SHORT EXERCISE:
Wherever the string "type" appears, copy the whole line.

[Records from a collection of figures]
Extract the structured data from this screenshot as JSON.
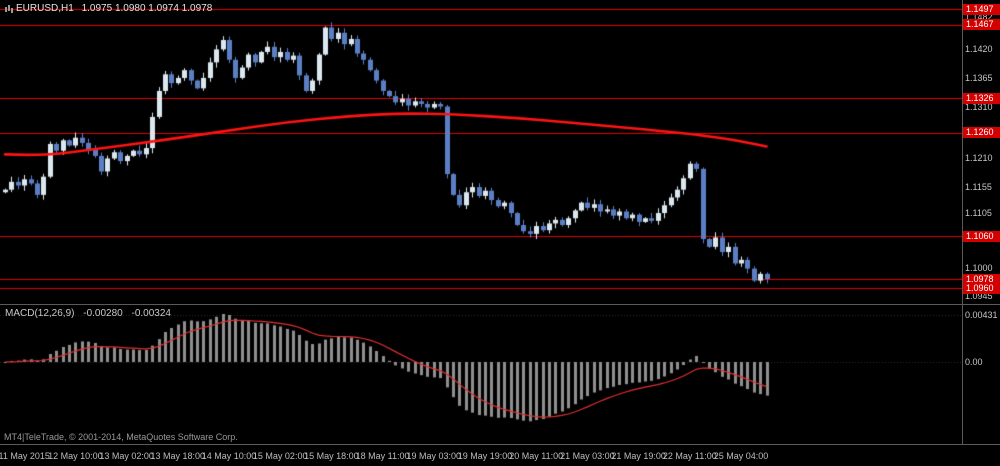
{
  "header": {
    "symbol_period": "EURUSD,H1",
    "ohlc_text": "1.0975 1.0980 1.0974 1.0978"
  },
  "macd_header": {
    "name": "MACD(12,26,9)",
    "main_value": "-0.00280",
    "signal_value": "-0.00324"
  },
  "footer": {
    "copyright": "MT4|TeleTrade, © 2001-2014, MetaQuotes Software Corp."
  },
  "colors": {
    "background": "#000000",
    "bull_candle": "#dce8f0",
    "bear_candle": "#5b7fc4",
    "ma_line": "#ff1414",
    "level_line": "#e00000",
    "badge_bg": "#d40000",
    "badge_text": "#ffffff",
    "macd_histogram": "#8f8f8f",
    "macd_signal": "#e03030",
    "axis_text": "#c6c6c6",
    "separator": "#5a5a5a"
  },
  "price_axis": {
    "labels": [
      {
        "t": "1.1482",
        "p": 1.1482
      },
      {
        "t": "1.1420",
        "p": 1.142
      },
      {
        "t": "1.1365",
        "p": 1.1365
      },
      {
        "t": "1.1310",
        "p": 1.131
      },
      {
        "t": "1.1210",
        "p": 1.121
      },
      {
        "t": "1.1155",
        "p": 1.1155
      },
      {
        "t": "1.1105",
        "p": 1.1105
      },
      {
        "t": "1.1000",
        "p": 1.1
      },
      {
        "t": "1.0945",
        "p": 1.0945
      }
    ],
    "badges": [
      {
        "t": "1.1497",
        "p": 1.1497
      },
      {
        "t": "1.1467",
        "p": 1.1467
      },
      {
        "t": "1.1326",
        "p": 1.1326
      },
      {
        "t": "1.1260",
        "p": 1.126
      },
      {
        "t": "1.1060",
        "p": 1.106
      },
      {
        "t": "1.0978",
        "p": 1.0978
      },
      {
        "t": "1.0960",
        "p": 1.096
      }
    ]
  },
  "macd_axis": {
    "labels": [
      {
        "t": "0.00431",
        "v": 0.00431
      },
      {
        "t": "0.00",
        "v": 0
      }
    ]
  },
  "time_axis": {
    "labels": [
      {
        "t": "11 May 2015",
        "bar": 3
      },
      {
        "t": "12 May 10:00",
        "bar": 11
      },
      {
        "t": "13 May 02:00",
        "bar": 19
      },
      {
        "t": "13 May 18:00",
        "bar": 27
      },
      {
        "t": "14 May 10:00",
        "bar": 35
      },
      {
        "t": "15 May 02:00",
        "bar": 43
      },
      {
        "t": "15 May 18:00",
        "bar": 51
      },
      {
        "t": "18 May 11:00",
        "bar": 59
      },
      {
        "t": "19 May 03:00",
        "bar": 67
      },
      {
        "t": "19 May 19:00",
        "bar": 75
      },
      {
        "t": "20 May 11:00",
        "bar": 83
      },
      {
        "t": "21 May 03:00",
        "bar": 91
      },
      {
        "t": "21 May 19:00",
        "bar": 99
      },
      {
        "t": "22 May 11:00",
        "bar": 107
      },
      {
        "t": "25 May 04:00",
        "bar": 115
      }
    ]
  },
  "chart_data": [
    {
      "type": "candlestick",
      "symbol": "EURUSD",
      "timeframe": "H1",
      "title": "EURUSD,H1",
      "current_ohlc": {
        "open": 1.0975,
        "high": 1.098,
        "low": 1.0974,
        "close": 1.0978
      },
      "y_axis": {
        "top": 1.1515,
        "bottom": 1.093
      },
      "bar_spacing": 6.4,
      "open_first": 1.1145,
      "closes": [
        1.115,
        1.1165,
        1.1158,
        1.117,
        1.1162,
        1.114,
        1.1175,
        1.1238,
        1.1225,
        1.1245,
        1.1235,
        1.125,
        1.124,
        1.1228,
        1.1215,
        1.1185,
        1.121,
        1.1222,
        1.1205,
        1.1215,
        1.1225,
        1.1218,
        1.123,
        1.129,
        1.134,
        1.1372,
        1.1355,
        1.1365,
        1.138,
        1.136,
        1.1345,
        1.1365,
        1.1395,
        1.142,
        1.1438,
        1.14,
        1.1365,
        1.1385,
        1.141,
        1.1395,
        1.1415,
        1.1425,
        1.1405,
        1.1415,
        1.14,
        1.1408,
        1.137,
        1.134,
        1.136,
        1.141,
        1.1462,
        1.144,
        1.1452,
        1.143,
        1.144,
        1.1412,
        1.14,
        1.138,
        1.136,
        1.134,
        1.133,
        1.1318,
        1.1325,
        1.1312,
        1.132,
        1.1315,
        1.1308,
        1.1315,
        1.131,
        1.118,
        1.114,
        1.112,
        1.1145,
        1.1155,
        1.1138,
        1.1148,
        1.113,
        1.1118,
        1.1125,
        1.1105,
        1.1082,
        1.107,
        1.1065,
        1.108,
        1.1072,
        1.1085,
        1.1092,
        1.1082,
        1.1095,
        1.111,
        1.1125,
        1.1115,
        1.1122,
        1.1108,
        1.1112,
        1.11,
        1.1108,
        1.1095,
        1.1102,
        1.1088,
        1.1095,
        1.109,
        1.1105,
        1.112,
        1.1135,
        1.115,
        1.1172,
        1.12,
        1.119,
        1.1055,
        1.104,
        1.1058,
        1.103,
        1.104,
        1.1008,
        1.1015,
        1.0998,
        1.0975,
        1.0988,
        1.0978
      ],
      "ma_line": [
        [
          0,
          1.1218
        ],
        [
          6,
          1.1215
        ],
        [
          14,
          1.1228
        ],
        [
          24,
          1.1244
        ],
        [
          34,
          1.1262
        ],
        [
          44,
          1.128
        ],
        [
          54,
          1.1292
        ],
        [
          62,
          1.1297
        ],
        [
          70,
          1.1295
        ],
        [
          80,
          1.1288
        ],
        [
          90,
          1.1277
        ],
        [
          100,
          1.1266
        ],
        [
          108,
          1.1256
        ],
        [
          114,
          1.1246
        ],
        [
          119,
          1.1233
        ]
      ],
      "ma_description": "thick red smoothed moving average",
      "levels": [
        1.1497,
        1.1467,
        1.1326,
        1.126,
        1.106,
        1.0978,
        1.096
      ]
    },
    {
      "type": "macd-histogram",
      "title": "MACD(12,26,9)",
      "settings": [
        12,
        26,
        9
      ],
      "current_main": -0.0028,
      "current_signal": -0.00324,
      "y_axis_labels": [
        0.00431,
        0
      ],
      "derived": "histogram = EMA12(close)-EMA26(close); signal = EMA9(histogram)"
    }
  ]
}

TASK OUTPUT:
      "type": "candlestick",
      "type": "macd-histogram",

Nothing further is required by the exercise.